_Entries_
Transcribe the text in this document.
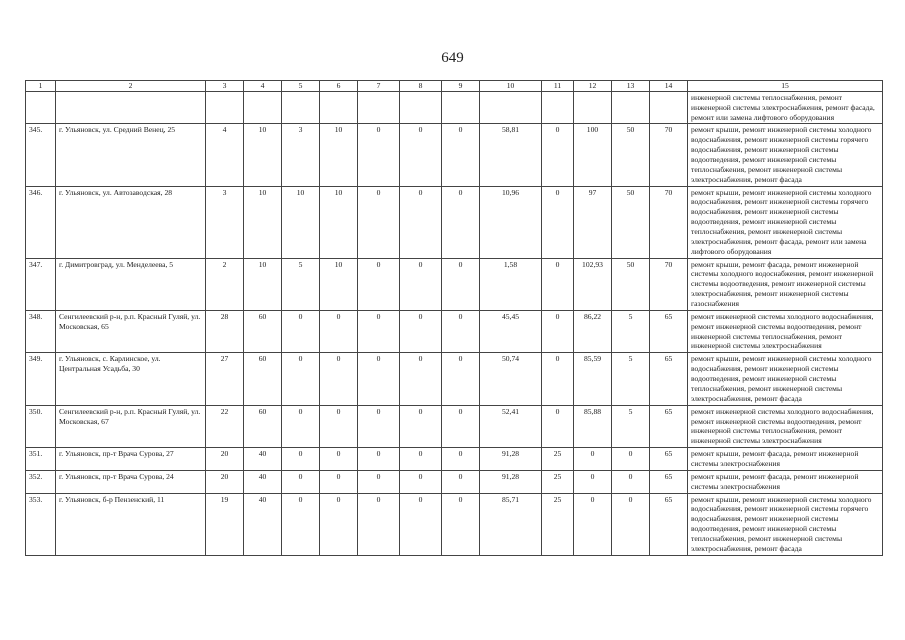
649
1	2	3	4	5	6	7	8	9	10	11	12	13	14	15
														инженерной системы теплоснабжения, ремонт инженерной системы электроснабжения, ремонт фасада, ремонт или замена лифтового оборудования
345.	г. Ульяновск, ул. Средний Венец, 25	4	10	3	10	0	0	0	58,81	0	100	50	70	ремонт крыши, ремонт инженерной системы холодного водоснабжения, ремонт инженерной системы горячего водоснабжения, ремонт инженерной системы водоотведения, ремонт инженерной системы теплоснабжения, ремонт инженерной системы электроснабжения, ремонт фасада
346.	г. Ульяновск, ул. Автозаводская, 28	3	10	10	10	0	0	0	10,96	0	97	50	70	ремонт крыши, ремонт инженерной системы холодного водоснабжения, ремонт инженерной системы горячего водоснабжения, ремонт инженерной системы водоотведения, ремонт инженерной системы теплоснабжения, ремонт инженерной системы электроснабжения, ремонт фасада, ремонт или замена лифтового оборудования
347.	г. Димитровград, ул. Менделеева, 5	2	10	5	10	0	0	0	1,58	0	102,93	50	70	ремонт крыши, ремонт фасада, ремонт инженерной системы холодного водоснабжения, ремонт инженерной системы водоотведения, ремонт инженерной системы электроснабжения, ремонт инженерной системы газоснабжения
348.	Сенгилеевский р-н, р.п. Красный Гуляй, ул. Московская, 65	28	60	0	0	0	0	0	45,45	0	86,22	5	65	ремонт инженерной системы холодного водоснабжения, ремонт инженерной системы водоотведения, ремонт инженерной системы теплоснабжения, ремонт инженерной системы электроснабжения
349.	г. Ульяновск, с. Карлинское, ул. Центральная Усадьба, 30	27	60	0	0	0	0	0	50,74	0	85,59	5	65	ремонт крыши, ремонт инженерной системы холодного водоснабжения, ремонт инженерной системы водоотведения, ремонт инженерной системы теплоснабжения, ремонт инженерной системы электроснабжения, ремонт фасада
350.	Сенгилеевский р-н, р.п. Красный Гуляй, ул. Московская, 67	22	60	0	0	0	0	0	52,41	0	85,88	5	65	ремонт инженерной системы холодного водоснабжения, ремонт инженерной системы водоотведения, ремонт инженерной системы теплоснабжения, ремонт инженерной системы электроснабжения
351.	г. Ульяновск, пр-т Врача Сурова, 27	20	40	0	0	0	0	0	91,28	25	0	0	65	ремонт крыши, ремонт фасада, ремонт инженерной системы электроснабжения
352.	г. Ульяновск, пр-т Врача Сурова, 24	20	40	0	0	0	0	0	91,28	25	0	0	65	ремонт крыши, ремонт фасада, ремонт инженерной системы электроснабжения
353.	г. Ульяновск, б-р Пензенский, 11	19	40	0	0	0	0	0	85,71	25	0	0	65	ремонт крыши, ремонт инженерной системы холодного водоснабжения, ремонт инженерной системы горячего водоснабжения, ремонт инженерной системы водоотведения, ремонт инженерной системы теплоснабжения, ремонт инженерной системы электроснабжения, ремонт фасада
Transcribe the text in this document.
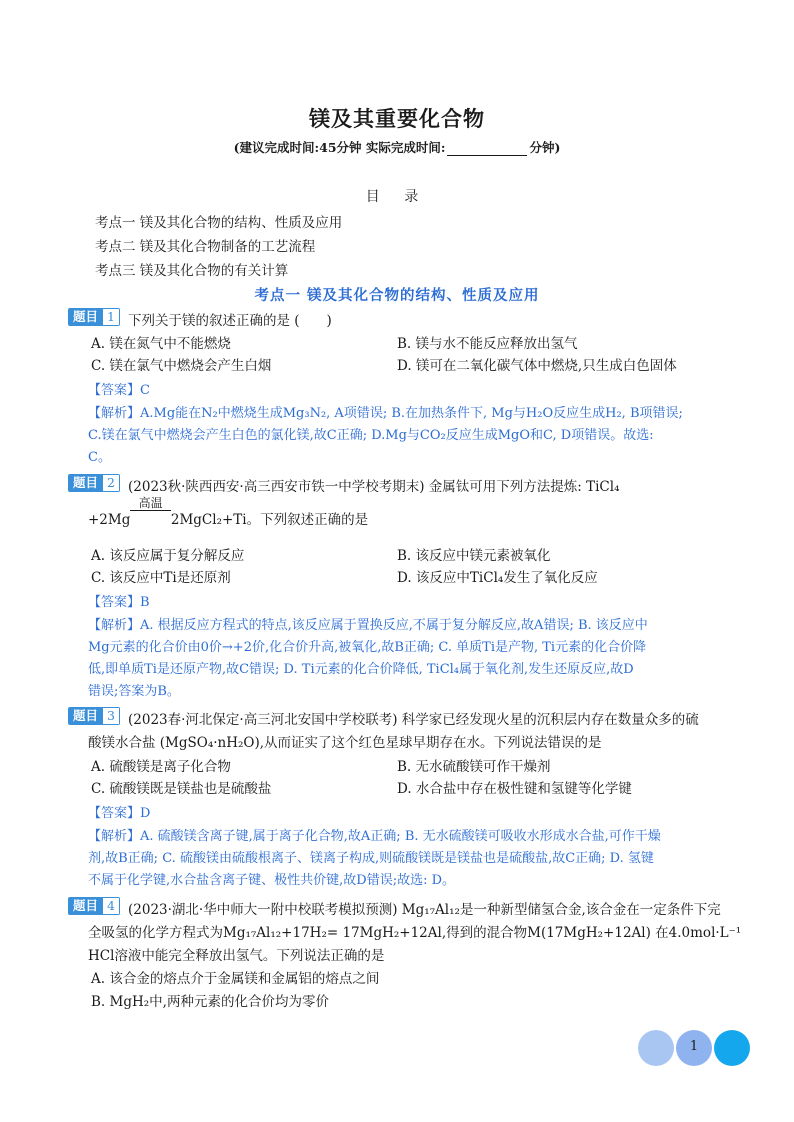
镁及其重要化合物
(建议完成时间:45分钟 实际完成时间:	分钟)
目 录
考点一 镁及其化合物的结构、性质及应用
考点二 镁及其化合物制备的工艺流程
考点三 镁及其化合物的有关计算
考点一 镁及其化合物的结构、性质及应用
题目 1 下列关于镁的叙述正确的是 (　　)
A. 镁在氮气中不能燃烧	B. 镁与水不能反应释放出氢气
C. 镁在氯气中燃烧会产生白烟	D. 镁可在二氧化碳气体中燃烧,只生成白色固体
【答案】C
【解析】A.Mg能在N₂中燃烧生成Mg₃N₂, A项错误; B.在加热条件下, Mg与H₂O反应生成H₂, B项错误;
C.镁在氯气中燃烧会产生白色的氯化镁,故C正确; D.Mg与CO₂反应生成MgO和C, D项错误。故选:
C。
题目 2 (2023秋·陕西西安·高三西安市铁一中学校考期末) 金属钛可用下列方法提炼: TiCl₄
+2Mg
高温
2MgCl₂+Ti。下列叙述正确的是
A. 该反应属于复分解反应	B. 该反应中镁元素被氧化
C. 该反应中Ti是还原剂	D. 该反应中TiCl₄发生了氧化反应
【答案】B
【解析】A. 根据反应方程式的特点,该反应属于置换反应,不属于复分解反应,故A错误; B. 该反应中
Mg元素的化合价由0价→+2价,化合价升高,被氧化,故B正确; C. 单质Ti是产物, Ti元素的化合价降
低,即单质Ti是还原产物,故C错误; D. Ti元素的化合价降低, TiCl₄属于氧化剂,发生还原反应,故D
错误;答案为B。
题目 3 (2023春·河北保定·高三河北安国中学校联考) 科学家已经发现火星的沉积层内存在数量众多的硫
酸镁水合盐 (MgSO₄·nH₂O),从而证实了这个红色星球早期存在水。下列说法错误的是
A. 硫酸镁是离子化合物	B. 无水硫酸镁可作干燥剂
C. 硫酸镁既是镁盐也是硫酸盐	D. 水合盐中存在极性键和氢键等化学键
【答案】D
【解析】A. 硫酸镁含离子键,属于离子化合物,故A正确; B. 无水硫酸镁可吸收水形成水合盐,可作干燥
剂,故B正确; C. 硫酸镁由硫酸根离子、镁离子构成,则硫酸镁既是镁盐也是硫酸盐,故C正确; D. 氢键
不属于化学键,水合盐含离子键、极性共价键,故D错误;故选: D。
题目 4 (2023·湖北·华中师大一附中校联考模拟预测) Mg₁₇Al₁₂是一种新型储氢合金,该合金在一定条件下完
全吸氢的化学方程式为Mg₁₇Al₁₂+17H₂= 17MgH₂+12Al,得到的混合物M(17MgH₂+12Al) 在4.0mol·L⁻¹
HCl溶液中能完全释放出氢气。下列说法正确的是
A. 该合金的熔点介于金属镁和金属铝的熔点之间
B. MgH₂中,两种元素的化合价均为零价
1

_What this task involves_
Take the entries shown above and quote them verbatim, passing over the pictures.

_Result for this task_
Transcribe the text in this document.
649
1	2	3	4	5	6	7	8	9	10	11	12	13	14	15
														инженерной системы теплоснабжения, ремонт инженерной системы электроснабжения, ремонт фасада, ремонт или замена лифтового оборудования
345.	г. Ульяновск, ул. Средний Венец, 25	4	10	3	10	0	0	0	58,81	0	100	50	70	ремонт крыши, ремонт инженерной системы холодного водоснабжения, ремонт инженерной системы горячего водоснабжения, ремонт инженерной системы водоотведения, ремонт инженерной системы теплоснабжения, ремонт инженерной системы электроснабжения, ремонт фасада
346.	г. Ульяновск, ул. Автозаводская, 28	3	10	10	10	0	0	0	10,96	0	97	50	70	ремонт крыши, ремонт инженерной системы холодного водоснабжения, ремонт инженерной системы горячего водоснабжения, ремонт инженерной системы водоотведения, ремонт инженерной системы теплоснабжения, ремонт инженерной системы электроснабжения, ремонт фасада, ремонт или замена лифтового оборудования
347.	г. Димитровград, ул. Менделеева, 5	2	10	5	10	0	0	0	1,58	0	102,93	50	70	ремонт крыши, ремонт фасада, ремонт инженерной системы холодного водоснабжения, ремонт инженерной системы водоотведения, ремонт инженерной системы электроснабжения, ремонт инженерной системы газоснабжения
348.	Сенгилеевский р-н, р.п. Красный Гуляй, ул. Московская, 65	28	60	0	0	0	0	0	45,45	0	86,22	5	65	ремонт инженерной системы холодного водоснабжения, ремонт инженерной системы водоотведения, ремонт инженерной системы теплоснабжения, ремонт инженерной системы электроснабжения
349.	г. Ульяновск, с. Карлинское, ул. Центральная Усадьба, 30	27	60	0	0	0	0	0	50,74	0	85,59	5	65	ремонт крыши, ремонт инженерной системы холодного водоснабжения, ремонт инженерной системы водоотведения, ремонт инженерной системы теплоснабжения, ремонт инженерной системы электроснабжения, ремонт фасада
350.	Сенгилеевский р-н, р.п. Красный Гуляй, ул. Московская, 67	22	60	0	0	0	0	0	52,41	0	85,88	5	65	ремонт инженерной системы холодного водоснабжения, ремонт инженерной системы водоотведения, ремонт инженерной системы теплоснабжения, ремонт инженерной системы электроснабжения
351.	г. Ульяновск, пр-т Врача Сурова, 27	20	40	0	0	0	0	0	91,28	25	0	0	65	ремонт крыши, ремонт фасада, ремонт инженерной системы электроснабжения
352.	г. Ульяновск, пр-т Врача Сурова, 24	20	40	0	0	0	0	0	91,28	25	0	0	65	ремонт крыши, ремонт фасада, ремонт инженерной системы электроснабжения
353.	г. Ульяновск, б-р Пензенский, 11	19	40	0	0	0	0	0	85,71	25	0	0	65	ремонт крыши, ремонт инженерной системы холодного водоснабжения, ремонт инженерной системы горячего водоснабжения, ремонт инженерной системы водоотведения, ремонт инженерной системы теплоснабжения, ремонт инженерной системы электроснабжения, ремонт фасада
Transcribe the text in this document.
镁及其重要化合物
(建议完成时间:45分钟 实际完成时间:	分钟)
目 录
考点一 镁及其化合物的结构、性质及应用
考点二 镁及其化合物制备的工艺流程
考点三 镁及其化合物的有关计算
考点一 镁及其化合物的结构、性质及应用
题目 1 下列关于镁的叙述正确的是 (　　)
A. 镁在氮气中不能燃烧	B. 镁与水不能反应释放出氢气
C. 镁在氯气中燃烧会产生白烟	D. 镁可在二氧化碳气体中燃烧,只生成白色固体
【答案】C
【解析】A.Mg能在N₂中燃烧生成Mg₃N₂, A项错误; B.在加热条件下, Mg与H₂O反应生成H₂, B项错误;
C.镁在氯气中燃烧会产生白色的氯化镁,故C正确; D.Mg与CO₂反应生成MgO和C, D项错误。故选:
C。
题目 2 (2023秋·陕西西安·高三西安市铁一中学校考期末) 金属钛可用下列方法提炼: TiCl₄
+2Mg
高温
2MgCl₂+Ti。下列叙述正确的是
A. 该反应属于复分解反应	B. 该反应中镁元素被氧化
C. 该反应中Ti是还原剂	D. 该反应中TiCl₄发生了氧化反应
【答案】B
【解析】A. 根据反应方程式的特点,该反应属于置换反应,不属于复分解反应,故A错误; B. 该反应中
Mg元素的化合价由0价→+2价,化合价升高,被氧化,故B正确; C. 单质Ti是产物, Ti元素的化合价降
低,即单质Ti是还原产物,故C错误; D. Ti元素的化合价降低, TiCl₄属于氧化剂,发生还原反应,故D
错误;答案为B。
题目 3 (2023春·河北保定·高三河北安国中学校联考) 科学家已经发现火星的沉积层内存在数量众多的硫
酸镁水合盐 (MgSO₄·nH₂O),从而证实了这个红色星球早期存在水。下列说法错误的是
A. 硫酸镁是离子化合物	B. 无水硫酸镁可作干燥剂
C. 硫酸镁既是镁盐也是硫酸盐	D. 水合盐中存在极性键和氢键等化学键
【答案】D
【解析】A. 硫酸镁含离子键,属于离子化合物,故A正确; B. 无水硫酸镁可吸收水形成水合盐,可作干燥
剂,故B正确; C. 硫酸镁由硫酸根离子、镁离子构成,则硫酸镁既是镁盐也是硫酸盐,故C正确; D. 氢键
不属于化学键,水合盐含离子键、极性共价键,故D错误;故选: D。
题目 4 (2023·湖北·华中师大一附中校联考模拟预测) Mg₁₇Al₁₂是一种新型储氢合金,该合金在一定条件下完
全吸氢的化学方程式为Mg₁₇Al₁₂+17H₂= 17MgH₂+12Al,得到的混合物M(17MgH₂+12Al) 在4.0mol·L⁻¹
HCl溶液中能完全释放出氢气。下列说法正确的是
A. 该合金的熔点介于金属镁和金属铝的熔点之间
B. MgH₂中,两种元素的化合价均为零价
1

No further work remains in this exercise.